Stored records:
>> start
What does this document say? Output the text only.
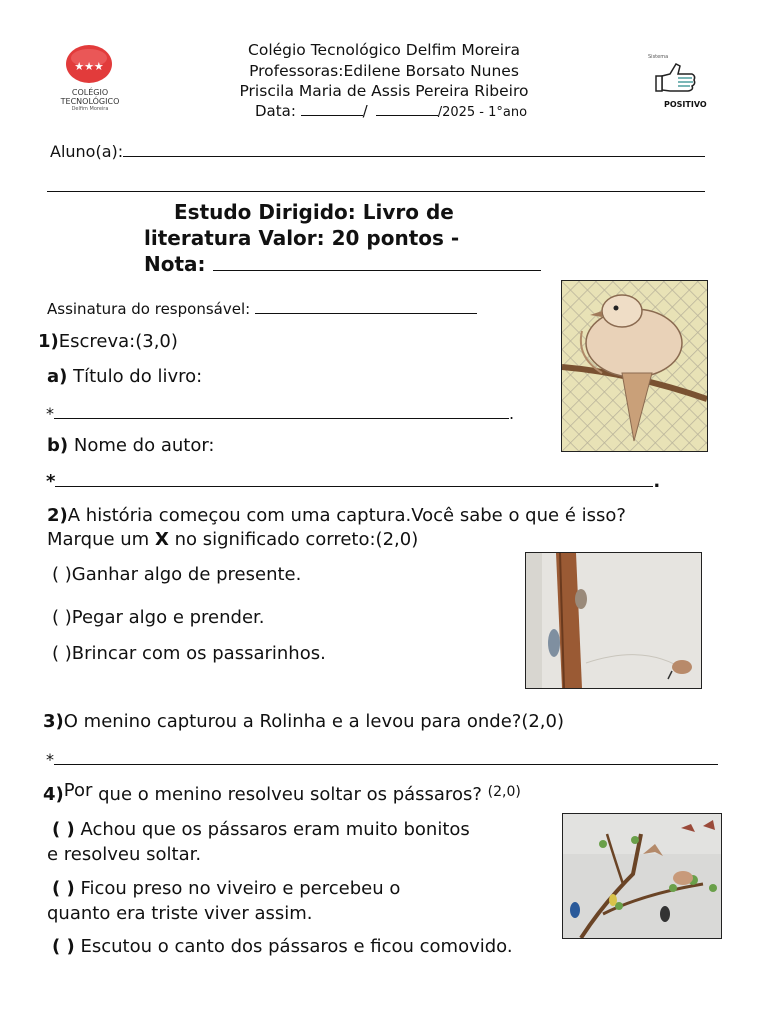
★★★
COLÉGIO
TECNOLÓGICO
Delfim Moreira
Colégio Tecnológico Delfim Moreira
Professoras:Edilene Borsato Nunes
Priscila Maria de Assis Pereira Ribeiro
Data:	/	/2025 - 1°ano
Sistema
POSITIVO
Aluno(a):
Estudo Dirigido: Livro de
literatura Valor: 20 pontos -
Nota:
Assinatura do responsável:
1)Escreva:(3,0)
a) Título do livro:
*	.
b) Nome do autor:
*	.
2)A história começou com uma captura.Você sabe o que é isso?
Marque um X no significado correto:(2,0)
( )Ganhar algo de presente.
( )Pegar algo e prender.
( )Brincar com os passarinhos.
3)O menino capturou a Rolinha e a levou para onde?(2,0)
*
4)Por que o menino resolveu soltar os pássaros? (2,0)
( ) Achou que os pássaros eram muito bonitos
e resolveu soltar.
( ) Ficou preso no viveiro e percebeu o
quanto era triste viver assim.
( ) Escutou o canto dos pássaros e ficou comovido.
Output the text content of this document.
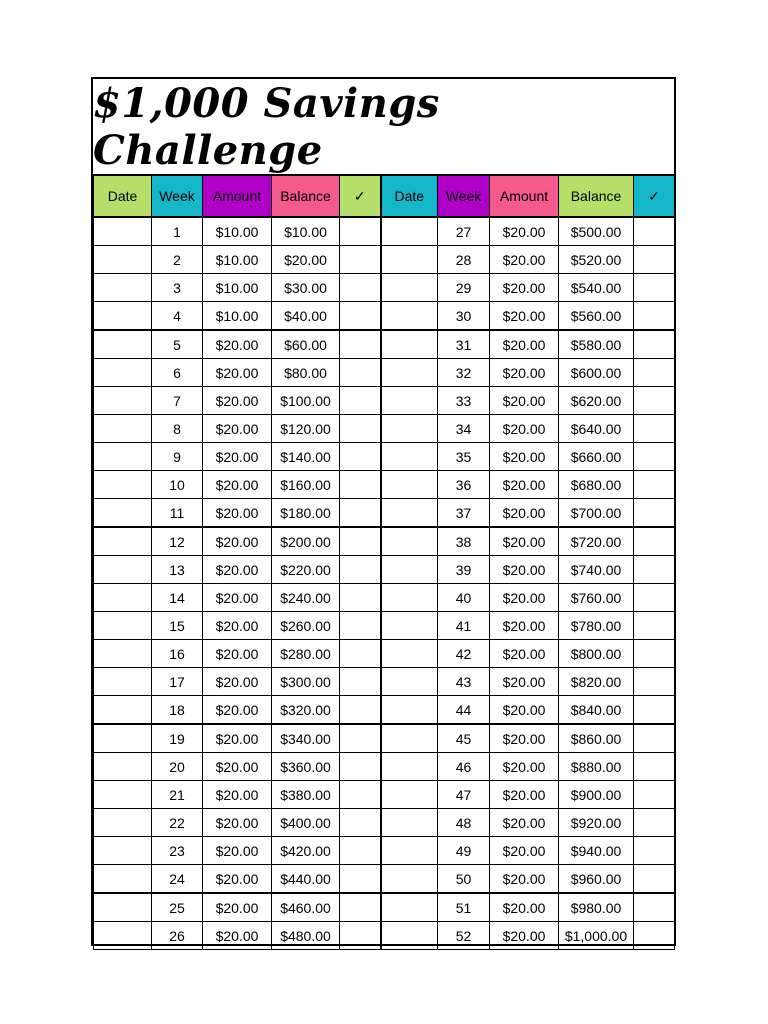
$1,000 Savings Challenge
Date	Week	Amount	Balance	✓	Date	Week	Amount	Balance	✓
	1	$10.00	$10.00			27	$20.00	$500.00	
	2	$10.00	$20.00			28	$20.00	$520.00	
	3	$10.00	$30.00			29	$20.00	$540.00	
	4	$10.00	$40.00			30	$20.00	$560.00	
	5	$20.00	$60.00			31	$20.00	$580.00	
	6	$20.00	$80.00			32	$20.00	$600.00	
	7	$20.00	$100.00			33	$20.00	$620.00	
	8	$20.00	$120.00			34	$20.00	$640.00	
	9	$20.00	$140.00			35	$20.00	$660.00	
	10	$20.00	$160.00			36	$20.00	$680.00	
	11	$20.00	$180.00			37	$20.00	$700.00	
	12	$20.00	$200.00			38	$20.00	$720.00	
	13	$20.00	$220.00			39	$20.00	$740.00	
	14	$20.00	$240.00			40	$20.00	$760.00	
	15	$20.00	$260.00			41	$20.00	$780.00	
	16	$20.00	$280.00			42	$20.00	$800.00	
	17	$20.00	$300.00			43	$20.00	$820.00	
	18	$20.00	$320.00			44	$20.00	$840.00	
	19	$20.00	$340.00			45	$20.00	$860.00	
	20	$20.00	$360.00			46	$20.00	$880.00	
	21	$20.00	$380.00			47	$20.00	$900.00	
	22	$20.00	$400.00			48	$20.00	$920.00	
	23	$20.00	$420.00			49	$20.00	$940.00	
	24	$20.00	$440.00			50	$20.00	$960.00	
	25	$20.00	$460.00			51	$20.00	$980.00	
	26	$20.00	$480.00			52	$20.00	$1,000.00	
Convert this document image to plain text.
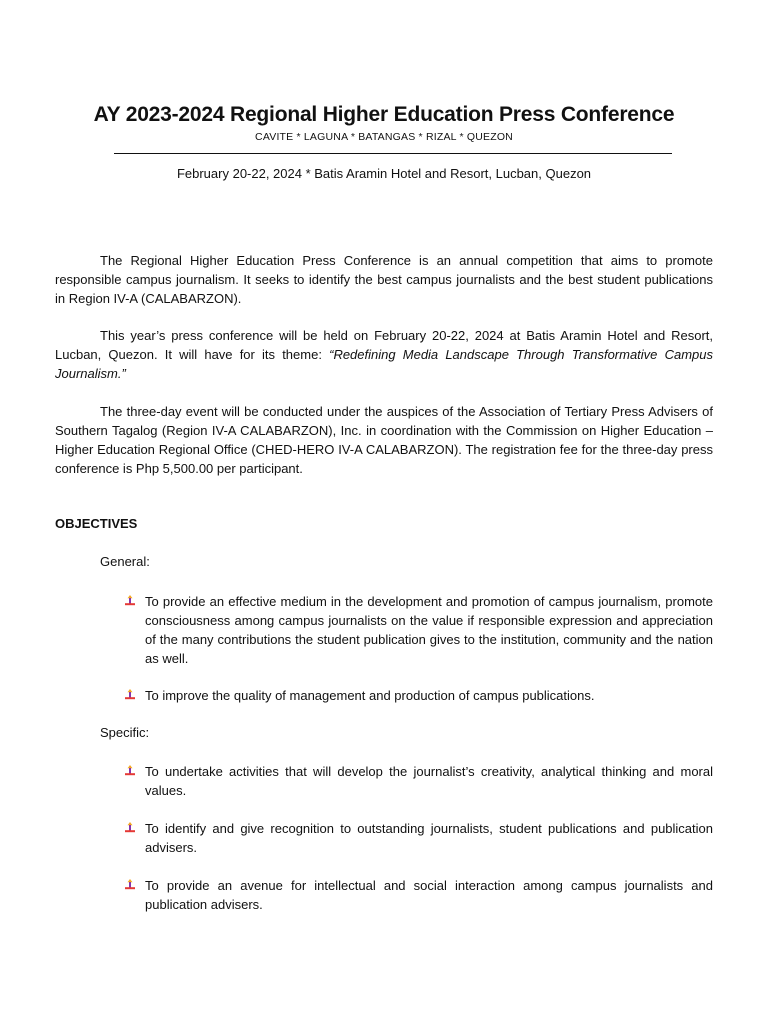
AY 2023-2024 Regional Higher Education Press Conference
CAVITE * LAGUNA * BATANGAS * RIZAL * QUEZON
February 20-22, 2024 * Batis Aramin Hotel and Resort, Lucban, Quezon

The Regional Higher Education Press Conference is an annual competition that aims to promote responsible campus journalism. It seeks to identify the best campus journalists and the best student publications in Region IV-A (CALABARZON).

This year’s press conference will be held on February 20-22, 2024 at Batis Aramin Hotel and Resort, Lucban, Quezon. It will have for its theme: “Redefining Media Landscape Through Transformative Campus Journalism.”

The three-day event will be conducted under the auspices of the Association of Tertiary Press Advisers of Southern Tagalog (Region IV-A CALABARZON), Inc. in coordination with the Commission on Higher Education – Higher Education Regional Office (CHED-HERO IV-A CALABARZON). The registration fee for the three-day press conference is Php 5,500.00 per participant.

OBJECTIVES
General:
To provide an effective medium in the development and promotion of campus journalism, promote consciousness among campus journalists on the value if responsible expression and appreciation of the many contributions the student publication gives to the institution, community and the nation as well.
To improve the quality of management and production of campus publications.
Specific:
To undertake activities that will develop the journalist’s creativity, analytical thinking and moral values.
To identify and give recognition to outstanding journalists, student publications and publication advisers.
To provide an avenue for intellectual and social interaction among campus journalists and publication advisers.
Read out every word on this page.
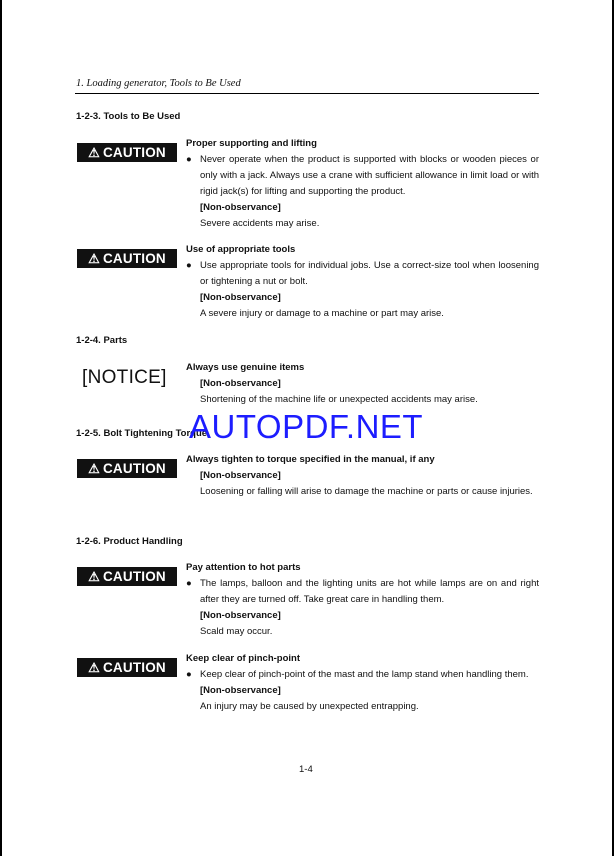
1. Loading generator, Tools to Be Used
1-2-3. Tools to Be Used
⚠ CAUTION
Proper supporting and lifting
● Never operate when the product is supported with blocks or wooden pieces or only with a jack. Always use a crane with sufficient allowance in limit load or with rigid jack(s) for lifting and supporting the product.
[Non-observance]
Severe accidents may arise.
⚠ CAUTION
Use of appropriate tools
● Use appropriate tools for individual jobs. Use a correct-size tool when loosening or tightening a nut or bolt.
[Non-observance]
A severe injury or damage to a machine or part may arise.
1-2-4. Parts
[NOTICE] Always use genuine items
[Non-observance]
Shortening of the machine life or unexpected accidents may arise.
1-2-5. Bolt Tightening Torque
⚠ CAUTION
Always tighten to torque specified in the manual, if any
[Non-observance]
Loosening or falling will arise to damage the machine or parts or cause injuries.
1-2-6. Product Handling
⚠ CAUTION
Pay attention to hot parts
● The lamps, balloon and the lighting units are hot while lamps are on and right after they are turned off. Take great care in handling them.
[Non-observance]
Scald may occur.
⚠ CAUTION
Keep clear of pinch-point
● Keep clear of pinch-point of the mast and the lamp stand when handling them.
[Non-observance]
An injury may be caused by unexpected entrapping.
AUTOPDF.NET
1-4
>> end
> **INSTRUCTIONS TO FOLLOW**: Reproduce the listing above exactly, excluding all pictures.

> **EXERCISE ANSWER**:
What does this document say? Output the text only.
★★★
COLÉGIO
TECNOLÓGICO
Delfim Moreira
Colégio Tecnológico Delfim Moreira
Professoras:Edilene Borsato Nunes
Priscila Maria de Assis Pereira Ribeiro
Data:	/	/2025 - 1°ano
Sistema
POSITIVO
Aluno(a):
Estudo Dirigido: Livro de
literatura Valor: 20 pontos -
Nota:
Assinatura do responsável:
1)Escreva:(3,0)
a) Título do livro:
*	.
b) Nome do autor:
*	.
2)A história começou com uma captura.Você sabe o que é isso?
Marque um X no significado correto:(2,0)
( )Ganhar algo de presente.
( )Pegar algo e prender.
( )Brincar com os passarinhos.
3)O menino capturou a Rolinha e a levou para onde?(2,0)
*
4)Por que o menino resolveu soltar os pássaros? (2,0)
( ) Achou que os pássaros eram muito bonitos
e resolveu soltar.
( ) Ficou preso no viveiro e percebeu o
quanto era triste viver assim.
( ) Escutou o canto dos pássaros e ficou comovido.
Output the text content of this document.
$1,000 Savings Challenge
Date	Week	Amount	Balance	✓	Date	Week	Amount	Balance	✓
	1	$10.00	$10.00			27	$20.00	$500.00	
	2	$10.00	$20.00			28	$20.00	$520.00	
	3	$10.00	$30.00			29	$20.00	$540.00	
	4	$10.00	$40.00			30	$20.00	$560.00	
	5	$20.00	$60.00			31	$20.00	$580.00	
	6	$20.00	$80.00			32	$20.00	$600.00	
	7	$20.00	$100.00			33	$20.00	$620.00	
	8	$20.00	$120.00			34	$20.00	$640.00	
	9	$20.00	$140.00			35	$20.00	$660.00	
	10	$20.00	$160.00			36	$20.00	$680.00	
	11	$20.00	$180.00			37	$20.00	$700.00	
	12	$20.00	$200.00			38	$20.00	$720.00	
	13	$20.00	$220.00			39	$20.00	$740.00	
	14	$20.00	$240.00			40	$20.00	$760.00	
	15	$20.00	$260.00			41	$20.00	$780.00	
	16	$20.00	$280.00			42	$20.00	$800.00	
	17	$20.00	$300.00			43	$20.00	$820.00	
	18	$20.00	$320.00			44	$20.00	$840.00	
	19	$20.00	$340.00			45	$20.00	$860.00	
	20	$20.00	$360.00			46	$20.00	$880.00	
	21	$20.00	$380.00			47	$20.00	$900.00	
	22	$20.00	$400.00			48	$20.00	$920.00	
	23	$20.00	$420.00			49	$20.00	$940.00	
	24	$20.00	$440.00			50	$20.00	$960.00	
	25	$20.00	$460.00			51	$20.00	$980.00	
	26	$20.00	$480.00			52	$20.00	$1,000.00	
Convert this document image to plain text.
AY 2023-2024 Regional Higher Education Press Conference
CAVITE * LAGUNA * BATANGAS * RIZAL * QUEZON
February 20-22, 2024 * Batis Aramin Hotel and Resort, Lucban, Quezon

The Regional Higher Education Press Conference is an annual competition that aims to promote responsible campus journalism. It seeks to identify the best campus journalists and the best student publications in Region IV-A (CALABARZON).

This year’s press conference will be held on February 20-22, 2024 at Batis Aramin Hotel and Resort, Lucban, Quezon. It will have for its theme: “Redefining Media Landscape Through Transformative Campus Journalism.”

The three-day event will be conducted under the auspices of the Association of Tertiary Press Advisers of Southern Tagalog (Region IV-A CALABARZON), Inc. in coordination with the Commission on Higher Education – Higher Education Regional Office (CHED-HERO IV-A CALABARZON). The registration fee for the three-day press conference is Php 5,500.00 per participant.

OBJECTIVES
General:
To provide an effective medium in the development and promotion of campus journalism, promote consciousness among campus journalists on the value if responsible expression and appreciation of the many contributions the student publication gives to the institution, community and the nation as well.
To improve the quality of management and production of campus publications.
Specific:
To undertake activities that will develop the journalist’s creativity, analytical thinking and moral values.
To identify and give recognition to outstanding journalists, student publications and publication advisers.
To provide an avenue for intellectual and social interaction among campus journalists and publication advisers.
Read out every word on this page.
1. Loading generator, Tools to Be Used
1-2-3. Tools to Be Used
⚠ CAUTION
Proper supporting and lifting
● Never operate when the product is supported with blocks or wooden pieces or only with a jack. Always use a crane with sufficient allowance in limit load or with rigid jack(s) for lifting and supporting the product.
[Non-observance]
Severe accidents may arise.
⚠ CAUTION
Use of appropriate tools
● Use appropriate tools for individual jobs. Use a correct-size tool when loosening or tightening a nut or bolt.
[Non-observance]
A severe injury or damage to a machine or part may arise.
1-2-4. Parts
[NOTICE] Always use genuine items
[Non-observance]
Shortening of the machine life or unexpected accidents may arise.
1-2-5. Bolt Tightening Torque
⚠ CAUTION
Always tighten to torque specified in the manual, if any
[Non-observance]
Loosening or falling will arise to damage the machine or parts or cause injuries.
1-2-6. Product Handling
⚠ CAUTION
Pay attention to hot parts
● The lamps, balloon and the lighting units are hot while lamps are on and right after they are turned off. Take great care in handling them.
[Non-observance]
Scald may occur.
⚠ CAUTION
Keep clear of pinch-point
● Keep clear of pinch-point of the mast and the lamp stand when handling them.
[Non-observance]
An injury may be caused by unexpected entrapping.
AUTOPDF.NET
1-4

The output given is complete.